> [Assigned task]: Take every line from the entries below that includes the word "title" and copy it.

Stored data:
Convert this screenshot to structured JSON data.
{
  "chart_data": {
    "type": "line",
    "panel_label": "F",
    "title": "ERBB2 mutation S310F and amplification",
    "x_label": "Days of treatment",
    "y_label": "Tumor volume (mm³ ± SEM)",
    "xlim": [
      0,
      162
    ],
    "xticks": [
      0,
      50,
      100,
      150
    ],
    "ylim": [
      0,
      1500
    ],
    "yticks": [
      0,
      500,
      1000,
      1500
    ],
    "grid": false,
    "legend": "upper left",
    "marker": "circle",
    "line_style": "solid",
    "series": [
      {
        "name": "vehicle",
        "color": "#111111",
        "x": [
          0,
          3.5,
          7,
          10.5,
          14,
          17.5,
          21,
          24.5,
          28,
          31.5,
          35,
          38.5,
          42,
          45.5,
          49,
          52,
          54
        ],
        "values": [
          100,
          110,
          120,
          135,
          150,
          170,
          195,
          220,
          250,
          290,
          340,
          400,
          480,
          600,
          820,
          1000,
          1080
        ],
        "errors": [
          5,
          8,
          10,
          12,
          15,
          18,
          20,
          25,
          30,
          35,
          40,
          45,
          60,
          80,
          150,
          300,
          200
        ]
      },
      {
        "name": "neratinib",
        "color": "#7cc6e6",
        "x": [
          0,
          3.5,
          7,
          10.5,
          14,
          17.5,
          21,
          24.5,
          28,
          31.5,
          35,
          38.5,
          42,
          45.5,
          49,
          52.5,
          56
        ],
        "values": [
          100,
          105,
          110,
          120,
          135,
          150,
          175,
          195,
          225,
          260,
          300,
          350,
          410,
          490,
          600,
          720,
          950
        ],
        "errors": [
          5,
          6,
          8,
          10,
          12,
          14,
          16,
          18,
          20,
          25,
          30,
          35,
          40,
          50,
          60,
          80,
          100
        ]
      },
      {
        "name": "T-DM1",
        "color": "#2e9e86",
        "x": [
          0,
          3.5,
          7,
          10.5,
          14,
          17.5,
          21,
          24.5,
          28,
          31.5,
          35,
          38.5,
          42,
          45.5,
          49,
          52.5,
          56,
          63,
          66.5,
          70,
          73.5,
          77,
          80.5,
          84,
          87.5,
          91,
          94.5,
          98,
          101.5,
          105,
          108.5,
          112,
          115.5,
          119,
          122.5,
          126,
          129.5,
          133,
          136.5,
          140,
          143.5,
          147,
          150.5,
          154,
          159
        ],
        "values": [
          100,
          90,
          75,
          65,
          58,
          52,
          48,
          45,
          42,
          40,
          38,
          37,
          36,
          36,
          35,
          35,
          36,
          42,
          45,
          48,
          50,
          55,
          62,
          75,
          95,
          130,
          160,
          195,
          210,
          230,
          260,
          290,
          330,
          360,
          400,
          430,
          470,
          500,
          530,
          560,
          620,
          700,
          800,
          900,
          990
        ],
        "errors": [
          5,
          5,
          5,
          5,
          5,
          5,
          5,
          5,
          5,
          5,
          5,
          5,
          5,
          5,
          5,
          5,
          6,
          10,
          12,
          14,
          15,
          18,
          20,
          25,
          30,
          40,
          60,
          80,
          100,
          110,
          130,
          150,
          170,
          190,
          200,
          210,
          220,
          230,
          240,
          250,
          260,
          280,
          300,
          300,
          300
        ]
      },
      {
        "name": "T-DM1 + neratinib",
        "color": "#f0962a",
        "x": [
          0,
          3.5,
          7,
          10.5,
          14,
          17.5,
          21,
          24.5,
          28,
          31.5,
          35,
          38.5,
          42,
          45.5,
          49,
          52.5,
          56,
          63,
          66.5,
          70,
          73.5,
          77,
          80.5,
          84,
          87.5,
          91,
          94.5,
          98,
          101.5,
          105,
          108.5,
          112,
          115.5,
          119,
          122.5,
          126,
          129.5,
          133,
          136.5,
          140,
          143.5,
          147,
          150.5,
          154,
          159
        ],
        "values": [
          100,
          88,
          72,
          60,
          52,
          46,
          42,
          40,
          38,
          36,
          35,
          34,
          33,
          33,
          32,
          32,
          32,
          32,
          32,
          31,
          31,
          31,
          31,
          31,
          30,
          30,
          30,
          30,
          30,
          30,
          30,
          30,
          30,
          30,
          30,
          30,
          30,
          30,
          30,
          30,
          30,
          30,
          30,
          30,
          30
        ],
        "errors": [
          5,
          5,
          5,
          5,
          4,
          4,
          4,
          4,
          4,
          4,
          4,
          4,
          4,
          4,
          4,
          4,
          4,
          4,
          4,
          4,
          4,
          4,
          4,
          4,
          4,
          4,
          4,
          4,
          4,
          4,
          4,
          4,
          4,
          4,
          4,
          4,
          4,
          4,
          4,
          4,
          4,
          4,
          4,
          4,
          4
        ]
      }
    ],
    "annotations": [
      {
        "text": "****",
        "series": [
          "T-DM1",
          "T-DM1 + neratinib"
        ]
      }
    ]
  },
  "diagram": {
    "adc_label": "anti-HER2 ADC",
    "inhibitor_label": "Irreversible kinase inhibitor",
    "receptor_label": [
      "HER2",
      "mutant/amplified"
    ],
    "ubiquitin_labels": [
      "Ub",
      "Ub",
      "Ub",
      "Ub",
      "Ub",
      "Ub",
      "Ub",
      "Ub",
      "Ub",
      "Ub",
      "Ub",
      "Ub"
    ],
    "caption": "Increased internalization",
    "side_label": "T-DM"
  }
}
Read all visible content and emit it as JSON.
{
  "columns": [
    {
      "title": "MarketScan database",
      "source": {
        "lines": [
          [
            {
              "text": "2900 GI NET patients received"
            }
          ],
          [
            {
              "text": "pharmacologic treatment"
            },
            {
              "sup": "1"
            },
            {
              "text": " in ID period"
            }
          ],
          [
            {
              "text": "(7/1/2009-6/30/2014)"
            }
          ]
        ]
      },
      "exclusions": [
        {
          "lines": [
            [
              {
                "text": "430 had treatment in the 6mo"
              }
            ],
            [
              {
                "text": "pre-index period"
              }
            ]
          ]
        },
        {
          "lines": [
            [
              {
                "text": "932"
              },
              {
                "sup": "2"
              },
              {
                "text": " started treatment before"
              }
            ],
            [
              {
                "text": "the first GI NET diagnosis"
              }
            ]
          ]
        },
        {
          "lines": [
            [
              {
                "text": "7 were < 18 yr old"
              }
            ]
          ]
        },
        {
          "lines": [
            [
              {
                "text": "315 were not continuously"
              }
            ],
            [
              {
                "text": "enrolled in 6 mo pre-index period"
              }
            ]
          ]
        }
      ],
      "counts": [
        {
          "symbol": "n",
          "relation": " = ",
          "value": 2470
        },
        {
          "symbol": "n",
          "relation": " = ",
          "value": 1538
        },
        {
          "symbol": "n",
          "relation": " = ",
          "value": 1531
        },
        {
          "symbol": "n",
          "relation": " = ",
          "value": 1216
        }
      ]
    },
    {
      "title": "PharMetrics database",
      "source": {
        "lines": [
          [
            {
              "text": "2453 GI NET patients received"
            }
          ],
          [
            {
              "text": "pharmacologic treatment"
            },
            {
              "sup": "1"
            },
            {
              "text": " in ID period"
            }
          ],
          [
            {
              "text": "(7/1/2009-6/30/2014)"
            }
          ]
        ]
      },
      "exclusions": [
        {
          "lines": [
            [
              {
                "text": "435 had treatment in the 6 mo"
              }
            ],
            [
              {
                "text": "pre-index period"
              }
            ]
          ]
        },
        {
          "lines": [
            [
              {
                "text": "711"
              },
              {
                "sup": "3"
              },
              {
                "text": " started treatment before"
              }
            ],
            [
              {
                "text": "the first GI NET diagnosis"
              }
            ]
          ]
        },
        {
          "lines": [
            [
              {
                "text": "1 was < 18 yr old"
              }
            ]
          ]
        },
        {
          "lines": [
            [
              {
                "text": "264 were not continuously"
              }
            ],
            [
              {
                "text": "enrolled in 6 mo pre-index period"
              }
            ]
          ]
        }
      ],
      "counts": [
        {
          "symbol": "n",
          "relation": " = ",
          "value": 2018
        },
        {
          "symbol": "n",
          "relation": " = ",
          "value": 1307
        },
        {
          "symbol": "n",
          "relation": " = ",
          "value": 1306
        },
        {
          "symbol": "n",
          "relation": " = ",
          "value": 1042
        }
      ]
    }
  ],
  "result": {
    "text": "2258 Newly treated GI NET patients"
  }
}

> [Task response]:
    "title": "ERBB2 mutation S310F and amplification",
      "title": "MarketScan database",
      "title": "PharMetrics database",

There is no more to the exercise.